§ Job: Search the listing below for the string "стандартов" and show each line that contains it.

§ Extracted data:

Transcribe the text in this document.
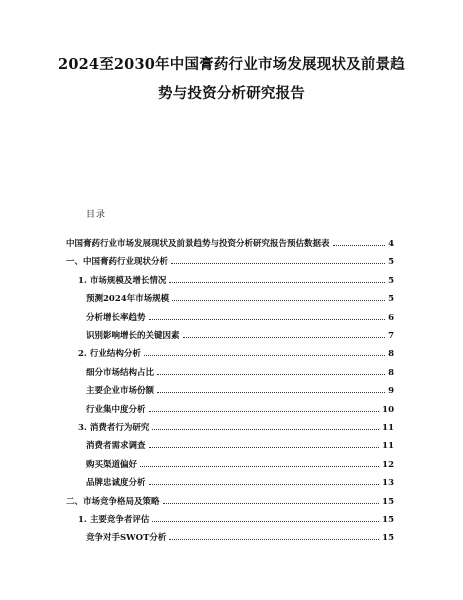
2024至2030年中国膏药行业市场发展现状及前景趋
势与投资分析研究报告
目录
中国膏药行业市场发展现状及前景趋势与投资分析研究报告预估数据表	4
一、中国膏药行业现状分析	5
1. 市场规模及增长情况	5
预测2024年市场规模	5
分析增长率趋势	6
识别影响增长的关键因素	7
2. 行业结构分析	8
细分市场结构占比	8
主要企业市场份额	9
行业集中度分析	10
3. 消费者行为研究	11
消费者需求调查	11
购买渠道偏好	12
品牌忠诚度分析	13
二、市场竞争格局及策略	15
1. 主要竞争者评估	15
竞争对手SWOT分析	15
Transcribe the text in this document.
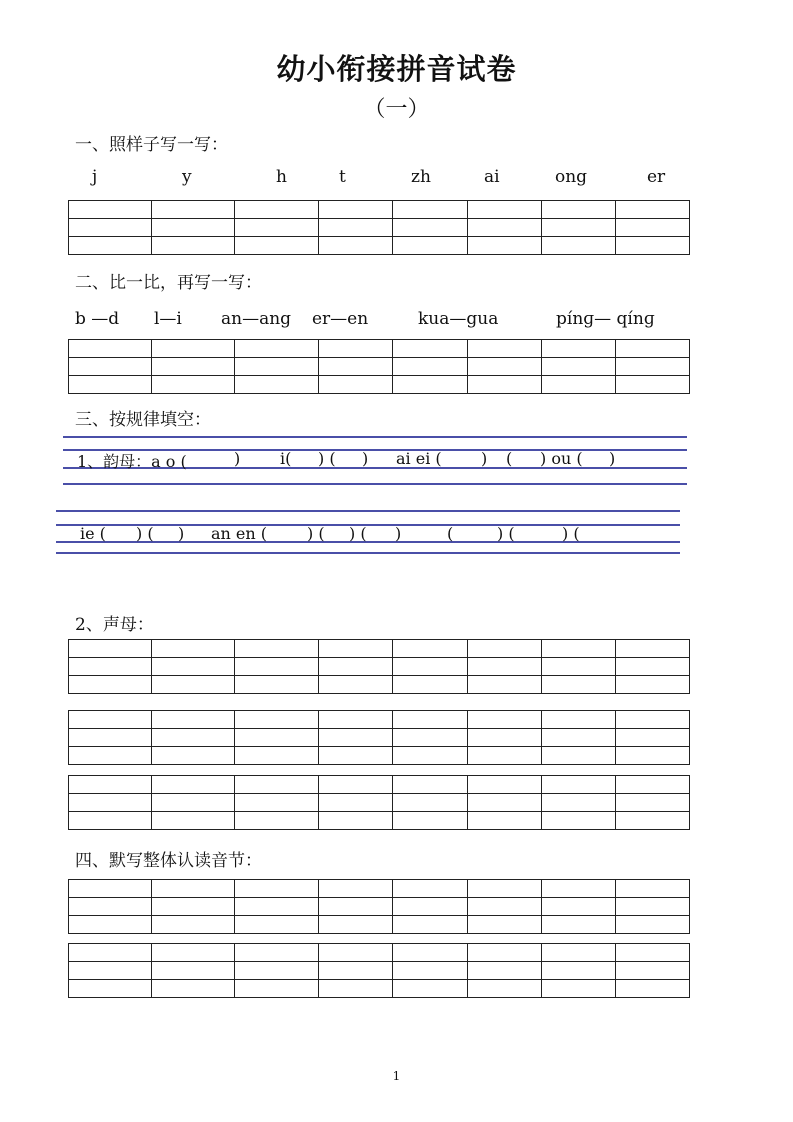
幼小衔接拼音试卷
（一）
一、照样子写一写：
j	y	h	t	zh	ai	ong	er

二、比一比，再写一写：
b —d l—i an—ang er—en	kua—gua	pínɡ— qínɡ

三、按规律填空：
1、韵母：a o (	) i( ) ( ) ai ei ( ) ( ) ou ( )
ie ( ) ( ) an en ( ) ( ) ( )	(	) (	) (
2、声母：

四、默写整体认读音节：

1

==

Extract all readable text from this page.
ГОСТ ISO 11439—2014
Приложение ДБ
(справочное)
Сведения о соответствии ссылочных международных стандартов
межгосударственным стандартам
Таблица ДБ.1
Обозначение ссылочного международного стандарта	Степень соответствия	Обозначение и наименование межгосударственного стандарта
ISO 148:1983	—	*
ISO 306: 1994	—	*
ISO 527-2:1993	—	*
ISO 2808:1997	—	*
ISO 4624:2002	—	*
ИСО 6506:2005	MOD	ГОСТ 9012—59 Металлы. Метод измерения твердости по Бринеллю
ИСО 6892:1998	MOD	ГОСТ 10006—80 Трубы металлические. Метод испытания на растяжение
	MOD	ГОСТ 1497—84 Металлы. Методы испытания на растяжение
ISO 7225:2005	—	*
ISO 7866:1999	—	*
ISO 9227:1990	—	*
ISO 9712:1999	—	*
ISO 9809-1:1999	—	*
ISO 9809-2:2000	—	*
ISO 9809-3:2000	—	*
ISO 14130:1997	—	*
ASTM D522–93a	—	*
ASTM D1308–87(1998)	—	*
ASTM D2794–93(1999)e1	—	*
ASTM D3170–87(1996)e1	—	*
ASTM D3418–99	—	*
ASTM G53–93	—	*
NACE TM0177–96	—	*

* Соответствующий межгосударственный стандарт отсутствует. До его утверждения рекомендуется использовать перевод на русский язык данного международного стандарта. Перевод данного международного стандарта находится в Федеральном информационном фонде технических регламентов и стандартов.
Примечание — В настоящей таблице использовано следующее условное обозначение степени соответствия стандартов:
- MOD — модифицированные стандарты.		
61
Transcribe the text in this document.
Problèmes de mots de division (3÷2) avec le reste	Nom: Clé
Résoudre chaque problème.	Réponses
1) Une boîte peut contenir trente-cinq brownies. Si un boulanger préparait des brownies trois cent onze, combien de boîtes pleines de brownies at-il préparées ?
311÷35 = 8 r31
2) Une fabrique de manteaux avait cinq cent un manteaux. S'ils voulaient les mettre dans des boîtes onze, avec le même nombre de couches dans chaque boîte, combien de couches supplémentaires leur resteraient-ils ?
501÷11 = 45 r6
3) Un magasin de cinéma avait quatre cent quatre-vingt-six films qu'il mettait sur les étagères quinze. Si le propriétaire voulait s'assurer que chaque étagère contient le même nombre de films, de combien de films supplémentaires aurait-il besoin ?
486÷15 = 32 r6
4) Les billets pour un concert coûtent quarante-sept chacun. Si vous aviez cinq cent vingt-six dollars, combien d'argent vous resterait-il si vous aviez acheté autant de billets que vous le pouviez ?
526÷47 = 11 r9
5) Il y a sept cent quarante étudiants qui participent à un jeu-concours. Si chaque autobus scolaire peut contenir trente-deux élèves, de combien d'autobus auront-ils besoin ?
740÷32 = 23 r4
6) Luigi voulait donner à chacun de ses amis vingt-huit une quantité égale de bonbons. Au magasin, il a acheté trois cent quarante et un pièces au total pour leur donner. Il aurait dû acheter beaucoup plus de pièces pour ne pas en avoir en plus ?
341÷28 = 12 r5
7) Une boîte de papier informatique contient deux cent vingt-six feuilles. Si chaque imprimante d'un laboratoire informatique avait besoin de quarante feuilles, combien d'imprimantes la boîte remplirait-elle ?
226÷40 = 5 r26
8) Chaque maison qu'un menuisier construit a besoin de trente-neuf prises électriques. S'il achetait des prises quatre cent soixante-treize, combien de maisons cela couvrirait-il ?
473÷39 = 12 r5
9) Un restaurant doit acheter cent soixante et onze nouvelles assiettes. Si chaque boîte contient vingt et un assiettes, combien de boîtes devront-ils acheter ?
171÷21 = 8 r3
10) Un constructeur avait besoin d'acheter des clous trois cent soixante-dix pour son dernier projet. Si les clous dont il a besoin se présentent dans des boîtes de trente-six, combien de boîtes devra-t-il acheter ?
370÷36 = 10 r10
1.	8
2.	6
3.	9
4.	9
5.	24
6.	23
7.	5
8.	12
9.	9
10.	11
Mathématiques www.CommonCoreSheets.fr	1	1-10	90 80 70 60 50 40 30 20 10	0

==

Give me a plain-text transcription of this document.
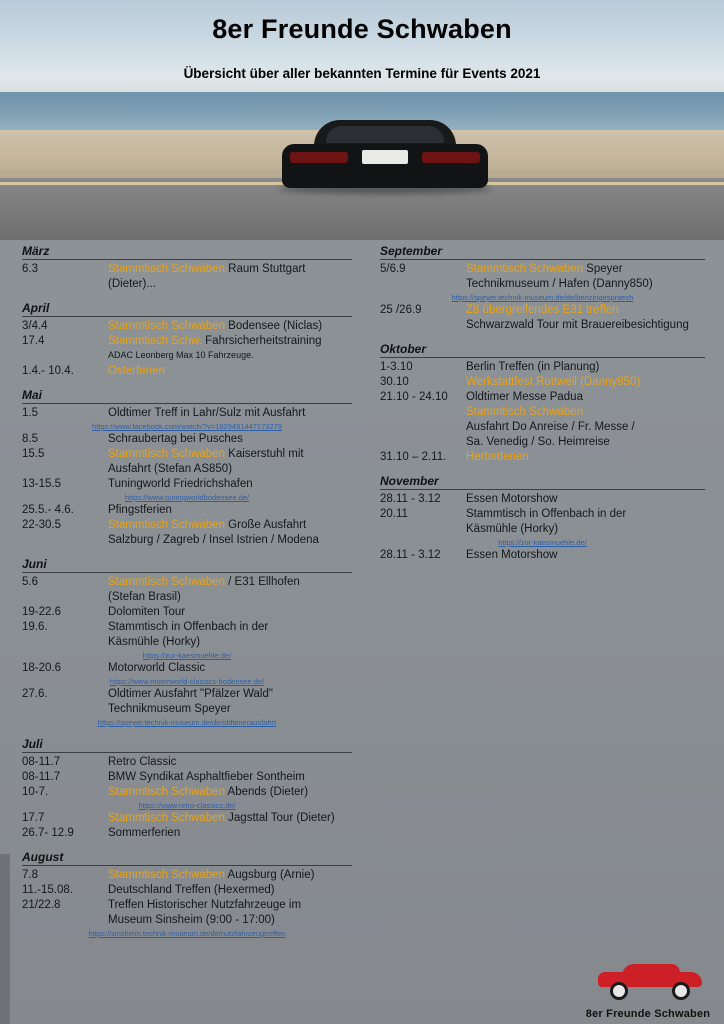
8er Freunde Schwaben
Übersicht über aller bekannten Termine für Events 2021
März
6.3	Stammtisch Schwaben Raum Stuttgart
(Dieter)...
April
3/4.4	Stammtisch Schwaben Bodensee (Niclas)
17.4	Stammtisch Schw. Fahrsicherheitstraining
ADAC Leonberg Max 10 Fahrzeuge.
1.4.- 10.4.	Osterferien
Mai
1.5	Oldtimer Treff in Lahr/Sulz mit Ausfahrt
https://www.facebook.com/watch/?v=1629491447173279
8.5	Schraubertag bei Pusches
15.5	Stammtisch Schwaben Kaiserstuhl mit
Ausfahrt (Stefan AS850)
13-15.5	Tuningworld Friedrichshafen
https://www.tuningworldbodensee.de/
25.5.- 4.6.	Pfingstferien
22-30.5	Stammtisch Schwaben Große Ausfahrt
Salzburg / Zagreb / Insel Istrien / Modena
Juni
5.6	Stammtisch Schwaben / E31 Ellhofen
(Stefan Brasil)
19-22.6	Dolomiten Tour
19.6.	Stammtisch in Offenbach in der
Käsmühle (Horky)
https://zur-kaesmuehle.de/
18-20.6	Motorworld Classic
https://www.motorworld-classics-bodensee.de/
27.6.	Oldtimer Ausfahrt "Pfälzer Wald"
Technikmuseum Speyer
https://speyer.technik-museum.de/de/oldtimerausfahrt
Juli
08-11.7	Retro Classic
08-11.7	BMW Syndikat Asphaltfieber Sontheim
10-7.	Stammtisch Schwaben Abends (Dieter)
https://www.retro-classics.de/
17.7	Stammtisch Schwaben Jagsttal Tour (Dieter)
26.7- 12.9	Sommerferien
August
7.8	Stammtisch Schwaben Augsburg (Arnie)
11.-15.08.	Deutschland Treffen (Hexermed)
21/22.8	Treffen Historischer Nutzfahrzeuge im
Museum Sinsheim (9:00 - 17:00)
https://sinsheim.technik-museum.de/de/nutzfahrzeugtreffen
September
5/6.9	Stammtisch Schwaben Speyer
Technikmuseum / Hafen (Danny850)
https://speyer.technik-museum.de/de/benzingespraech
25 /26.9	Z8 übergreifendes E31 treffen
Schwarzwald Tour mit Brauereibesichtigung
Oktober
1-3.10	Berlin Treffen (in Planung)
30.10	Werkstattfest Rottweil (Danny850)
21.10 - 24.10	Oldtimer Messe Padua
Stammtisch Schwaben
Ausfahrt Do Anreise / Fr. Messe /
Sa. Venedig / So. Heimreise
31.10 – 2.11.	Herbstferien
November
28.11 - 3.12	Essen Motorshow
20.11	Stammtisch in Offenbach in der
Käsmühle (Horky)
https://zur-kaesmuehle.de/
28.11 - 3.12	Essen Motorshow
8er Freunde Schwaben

§ Answer to the exercise:
Сведения о соответствии ссылочных международных стандартов
* Соответствующий межгосударственный стандарт отсутствует. До его утверждения рекомендуется использовать перевод на русский язык данного международного стандарта. Перевод данного международного стандарта находится в Федеральном информационном фонде технических регламентов и стандартов.
Примечание — В настоящей таблице использовано следующее условное обозначение степени соответствия стандартов:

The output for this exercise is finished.